Objective. Locate the word "chat" in the data below, then copy every line that holds it.

Stored entries
*****

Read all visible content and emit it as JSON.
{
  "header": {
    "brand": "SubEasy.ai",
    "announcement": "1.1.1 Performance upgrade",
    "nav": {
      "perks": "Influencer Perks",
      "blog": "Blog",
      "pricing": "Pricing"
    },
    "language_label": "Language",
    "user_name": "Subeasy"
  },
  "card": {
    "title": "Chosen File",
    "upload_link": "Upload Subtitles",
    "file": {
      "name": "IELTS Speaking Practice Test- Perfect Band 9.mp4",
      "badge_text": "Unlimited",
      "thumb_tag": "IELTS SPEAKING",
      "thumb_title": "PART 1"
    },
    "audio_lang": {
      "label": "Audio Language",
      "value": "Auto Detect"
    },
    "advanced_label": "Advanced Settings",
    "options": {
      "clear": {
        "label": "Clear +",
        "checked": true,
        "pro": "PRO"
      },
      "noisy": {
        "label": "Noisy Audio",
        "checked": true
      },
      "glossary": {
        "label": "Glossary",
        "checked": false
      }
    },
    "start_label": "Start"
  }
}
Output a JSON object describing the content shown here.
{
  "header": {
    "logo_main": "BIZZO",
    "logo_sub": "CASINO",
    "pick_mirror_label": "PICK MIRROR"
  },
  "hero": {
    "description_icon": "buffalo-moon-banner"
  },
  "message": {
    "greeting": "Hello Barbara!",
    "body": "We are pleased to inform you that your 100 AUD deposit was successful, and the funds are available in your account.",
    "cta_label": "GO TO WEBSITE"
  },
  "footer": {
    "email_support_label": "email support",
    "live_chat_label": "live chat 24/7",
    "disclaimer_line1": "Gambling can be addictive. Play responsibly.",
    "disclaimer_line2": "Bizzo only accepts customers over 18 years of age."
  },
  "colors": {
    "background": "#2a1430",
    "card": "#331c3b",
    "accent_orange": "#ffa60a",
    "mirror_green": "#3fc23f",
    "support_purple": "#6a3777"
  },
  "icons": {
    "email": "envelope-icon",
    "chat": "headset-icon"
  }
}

*****

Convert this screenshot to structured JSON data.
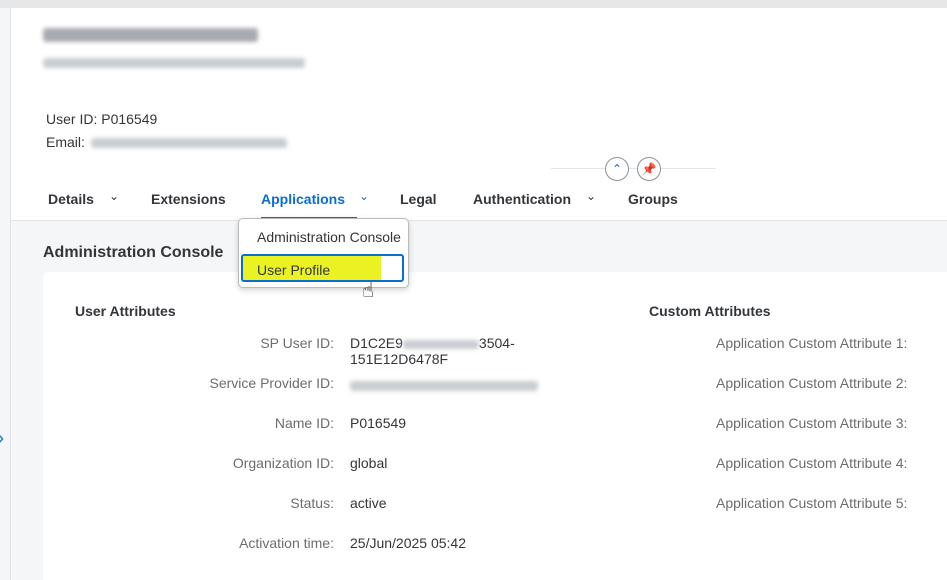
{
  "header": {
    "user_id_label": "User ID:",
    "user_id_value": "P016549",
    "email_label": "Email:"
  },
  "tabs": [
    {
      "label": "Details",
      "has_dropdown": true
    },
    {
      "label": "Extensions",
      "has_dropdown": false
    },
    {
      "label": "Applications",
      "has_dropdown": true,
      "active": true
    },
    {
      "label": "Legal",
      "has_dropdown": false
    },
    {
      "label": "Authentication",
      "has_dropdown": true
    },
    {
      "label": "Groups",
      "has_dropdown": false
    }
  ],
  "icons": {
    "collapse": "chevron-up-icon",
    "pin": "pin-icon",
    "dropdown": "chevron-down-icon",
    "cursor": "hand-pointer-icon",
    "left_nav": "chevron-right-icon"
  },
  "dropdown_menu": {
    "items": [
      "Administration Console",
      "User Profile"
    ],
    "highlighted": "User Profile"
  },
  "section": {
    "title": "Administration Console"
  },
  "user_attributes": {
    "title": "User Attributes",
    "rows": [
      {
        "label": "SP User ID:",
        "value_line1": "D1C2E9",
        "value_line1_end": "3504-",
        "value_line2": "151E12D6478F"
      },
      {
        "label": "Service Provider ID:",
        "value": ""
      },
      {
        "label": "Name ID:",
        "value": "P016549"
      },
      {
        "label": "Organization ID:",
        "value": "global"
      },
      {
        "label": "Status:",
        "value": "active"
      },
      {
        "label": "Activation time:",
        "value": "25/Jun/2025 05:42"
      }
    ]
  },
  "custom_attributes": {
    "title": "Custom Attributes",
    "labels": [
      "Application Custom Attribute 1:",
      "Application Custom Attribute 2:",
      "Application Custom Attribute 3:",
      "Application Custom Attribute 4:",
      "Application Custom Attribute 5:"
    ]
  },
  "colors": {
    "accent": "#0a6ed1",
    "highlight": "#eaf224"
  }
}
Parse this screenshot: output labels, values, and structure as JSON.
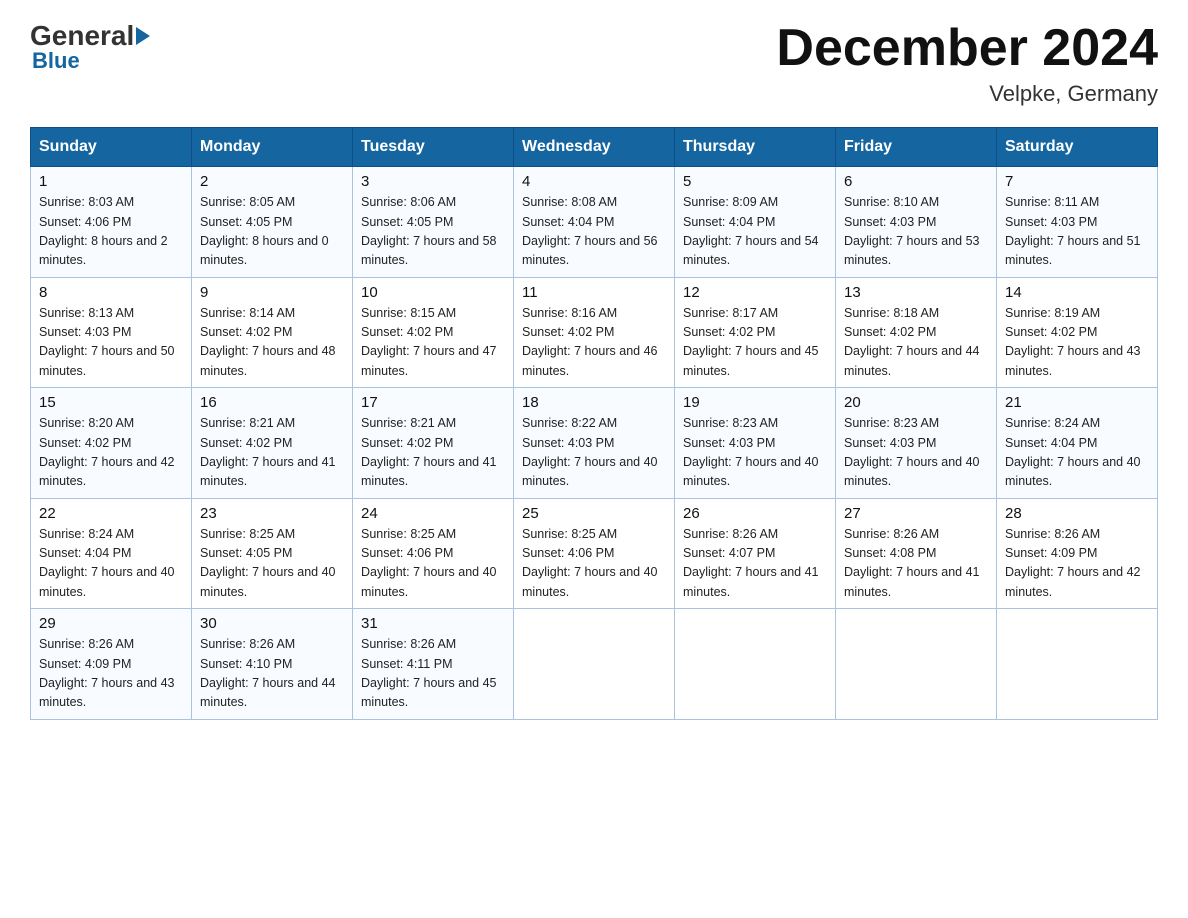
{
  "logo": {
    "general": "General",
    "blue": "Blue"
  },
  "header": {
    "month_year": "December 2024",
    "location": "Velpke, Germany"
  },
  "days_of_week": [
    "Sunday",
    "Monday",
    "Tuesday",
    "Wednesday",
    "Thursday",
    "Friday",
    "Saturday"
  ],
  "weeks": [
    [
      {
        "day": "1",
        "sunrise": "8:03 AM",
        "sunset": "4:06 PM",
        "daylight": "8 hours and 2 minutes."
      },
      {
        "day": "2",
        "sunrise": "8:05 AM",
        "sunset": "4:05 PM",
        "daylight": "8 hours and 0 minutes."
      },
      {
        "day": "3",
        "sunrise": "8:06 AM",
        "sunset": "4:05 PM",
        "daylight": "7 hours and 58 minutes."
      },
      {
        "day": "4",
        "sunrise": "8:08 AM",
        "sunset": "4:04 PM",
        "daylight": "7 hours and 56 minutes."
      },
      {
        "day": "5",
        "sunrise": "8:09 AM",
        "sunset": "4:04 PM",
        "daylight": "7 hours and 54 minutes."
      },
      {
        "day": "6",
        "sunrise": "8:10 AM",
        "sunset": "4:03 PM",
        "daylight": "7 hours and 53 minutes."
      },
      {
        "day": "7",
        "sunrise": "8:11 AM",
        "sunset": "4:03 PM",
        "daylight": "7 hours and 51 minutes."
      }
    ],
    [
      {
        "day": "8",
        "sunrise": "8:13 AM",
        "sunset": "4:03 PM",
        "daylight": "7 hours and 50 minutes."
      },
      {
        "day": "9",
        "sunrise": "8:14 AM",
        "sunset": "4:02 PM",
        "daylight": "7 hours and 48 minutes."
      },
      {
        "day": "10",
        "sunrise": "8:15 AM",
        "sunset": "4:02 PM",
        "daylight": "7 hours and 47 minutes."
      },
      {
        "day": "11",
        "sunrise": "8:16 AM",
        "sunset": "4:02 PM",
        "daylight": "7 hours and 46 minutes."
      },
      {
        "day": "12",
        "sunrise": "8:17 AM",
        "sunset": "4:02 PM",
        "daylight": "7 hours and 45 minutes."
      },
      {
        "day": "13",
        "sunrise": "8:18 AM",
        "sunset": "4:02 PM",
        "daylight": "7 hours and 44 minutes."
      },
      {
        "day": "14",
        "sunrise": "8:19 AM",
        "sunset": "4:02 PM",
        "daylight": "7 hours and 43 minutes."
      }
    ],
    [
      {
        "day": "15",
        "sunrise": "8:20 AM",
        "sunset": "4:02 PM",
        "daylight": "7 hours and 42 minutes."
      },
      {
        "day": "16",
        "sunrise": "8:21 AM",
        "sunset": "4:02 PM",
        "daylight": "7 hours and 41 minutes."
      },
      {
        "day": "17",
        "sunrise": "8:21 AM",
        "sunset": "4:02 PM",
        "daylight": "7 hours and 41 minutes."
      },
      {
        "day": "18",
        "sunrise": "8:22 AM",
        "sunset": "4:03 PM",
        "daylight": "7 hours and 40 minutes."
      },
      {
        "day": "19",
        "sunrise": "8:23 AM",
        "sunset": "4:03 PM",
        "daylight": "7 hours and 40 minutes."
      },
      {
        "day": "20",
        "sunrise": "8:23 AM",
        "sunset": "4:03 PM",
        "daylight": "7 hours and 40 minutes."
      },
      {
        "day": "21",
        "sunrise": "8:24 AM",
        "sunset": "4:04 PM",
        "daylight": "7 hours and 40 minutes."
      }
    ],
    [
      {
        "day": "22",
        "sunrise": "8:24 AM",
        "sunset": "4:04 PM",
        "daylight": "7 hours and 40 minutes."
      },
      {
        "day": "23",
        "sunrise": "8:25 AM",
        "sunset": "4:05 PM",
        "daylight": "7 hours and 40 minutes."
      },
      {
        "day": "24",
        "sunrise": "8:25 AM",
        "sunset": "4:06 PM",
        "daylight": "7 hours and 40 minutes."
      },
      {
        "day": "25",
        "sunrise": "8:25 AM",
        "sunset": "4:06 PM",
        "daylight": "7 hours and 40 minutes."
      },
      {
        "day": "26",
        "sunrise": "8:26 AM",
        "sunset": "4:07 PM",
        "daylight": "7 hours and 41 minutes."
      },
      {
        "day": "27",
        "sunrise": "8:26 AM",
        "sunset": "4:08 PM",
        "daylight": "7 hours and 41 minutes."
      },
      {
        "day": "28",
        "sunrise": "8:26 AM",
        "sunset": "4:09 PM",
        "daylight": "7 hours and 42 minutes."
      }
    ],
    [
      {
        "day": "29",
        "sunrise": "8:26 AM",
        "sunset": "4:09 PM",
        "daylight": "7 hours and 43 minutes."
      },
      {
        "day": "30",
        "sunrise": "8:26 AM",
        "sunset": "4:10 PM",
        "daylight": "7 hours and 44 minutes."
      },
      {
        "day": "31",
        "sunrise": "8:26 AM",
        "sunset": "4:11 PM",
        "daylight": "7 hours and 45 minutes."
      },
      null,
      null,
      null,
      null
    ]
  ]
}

*****

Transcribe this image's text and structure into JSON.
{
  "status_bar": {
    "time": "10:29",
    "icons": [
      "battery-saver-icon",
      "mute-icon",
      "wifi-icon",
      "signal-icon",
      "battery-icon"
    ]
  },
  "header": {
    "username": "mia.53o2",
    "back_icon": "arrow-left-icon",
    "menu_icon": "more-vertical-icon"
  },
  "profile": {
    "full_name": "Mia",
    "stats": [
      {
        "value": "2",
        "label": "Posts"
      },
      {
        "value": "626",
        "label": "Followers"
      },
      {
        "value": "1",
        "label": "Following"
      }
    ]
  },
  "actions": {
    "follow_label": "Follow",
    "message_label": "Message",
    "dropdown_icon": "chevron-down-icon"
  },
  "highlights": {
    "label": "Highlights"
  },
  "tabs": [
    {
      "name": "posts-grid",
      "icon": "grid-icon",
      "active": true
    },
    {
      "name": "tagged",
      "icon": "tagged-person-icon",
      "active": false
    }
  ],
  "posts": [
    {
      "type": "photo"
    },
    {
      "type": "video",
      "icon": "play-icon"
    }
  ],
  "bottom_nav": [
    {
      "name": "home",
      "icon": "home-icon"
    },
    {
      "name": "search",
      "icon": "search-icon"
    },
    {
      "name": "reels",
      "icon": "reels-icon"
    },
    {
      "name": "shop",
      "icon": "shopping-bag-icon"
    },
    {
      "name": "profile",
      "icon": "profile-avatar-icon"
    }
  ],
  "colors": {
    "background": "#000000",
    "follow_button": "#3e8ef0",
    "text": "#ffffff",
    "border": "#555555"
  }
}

*****

Problem solution.
    "live_chat_label": "live chat 24/7",
    "chat": "headset-icon"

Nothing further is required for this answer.